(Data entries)
"""
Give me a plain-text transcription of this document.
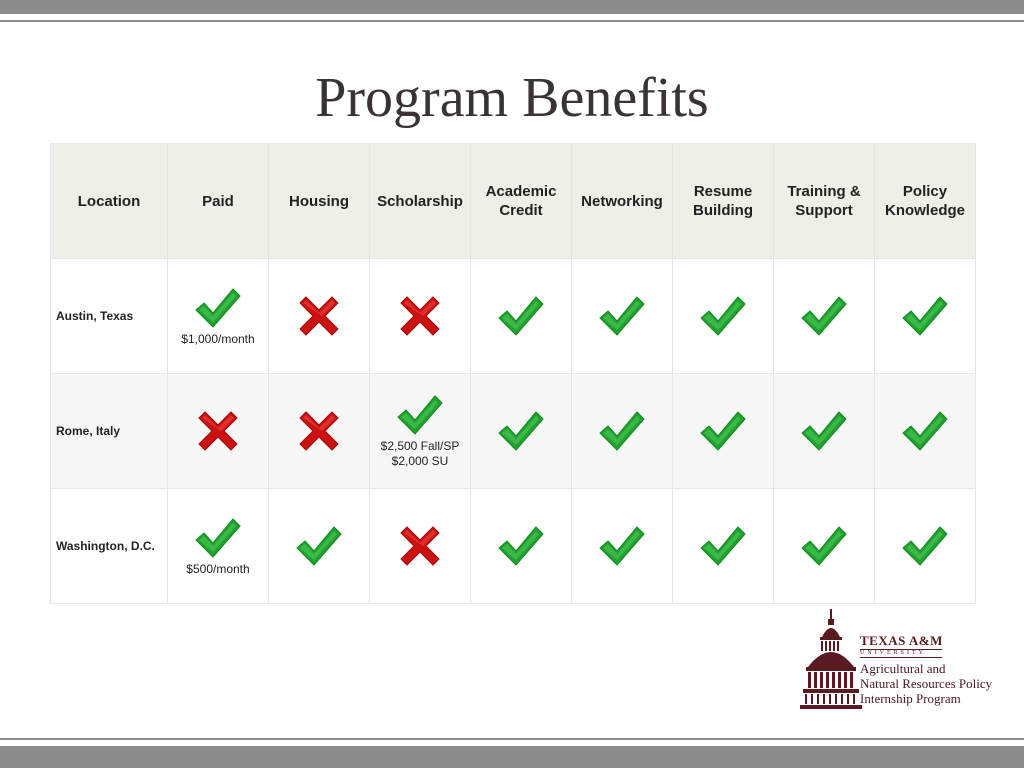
Program Benefits
Location	Paid	Housing	Scholarship	Academic Credit	Networking	Resume Building	Training & Support	Policy Knowledge
Austin, Texas	$1,000/month

Rome, Italy			$2,500 Fall/SP
$2,000 SU

Washington, D.C.	$500/month

TEXAS A&M
UNIVERSITY
Agricultural and
Natural Resources Policy
Internship Program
"""
- [THE PROBLEM] Repeat the preceding records precisely, and leave every picture out of the copy.

- [ANSWER FOR THE TASK]
Give me a plain-text transcription of this document.
Program Benefits
Location	Paid	Housing	Scholarship	Academic Credit	Networking	Resume Building	Training & Support	Policy Knowledge
Austin, Texas	$1,000/month

Rome, Italy			$2,500 Fall/SP
$2,000 SU

Washington, D.C.	$500/month

TEXAS A&M
UNIVERSITY
Agricultural and
Natural Resources Policy
Internship Program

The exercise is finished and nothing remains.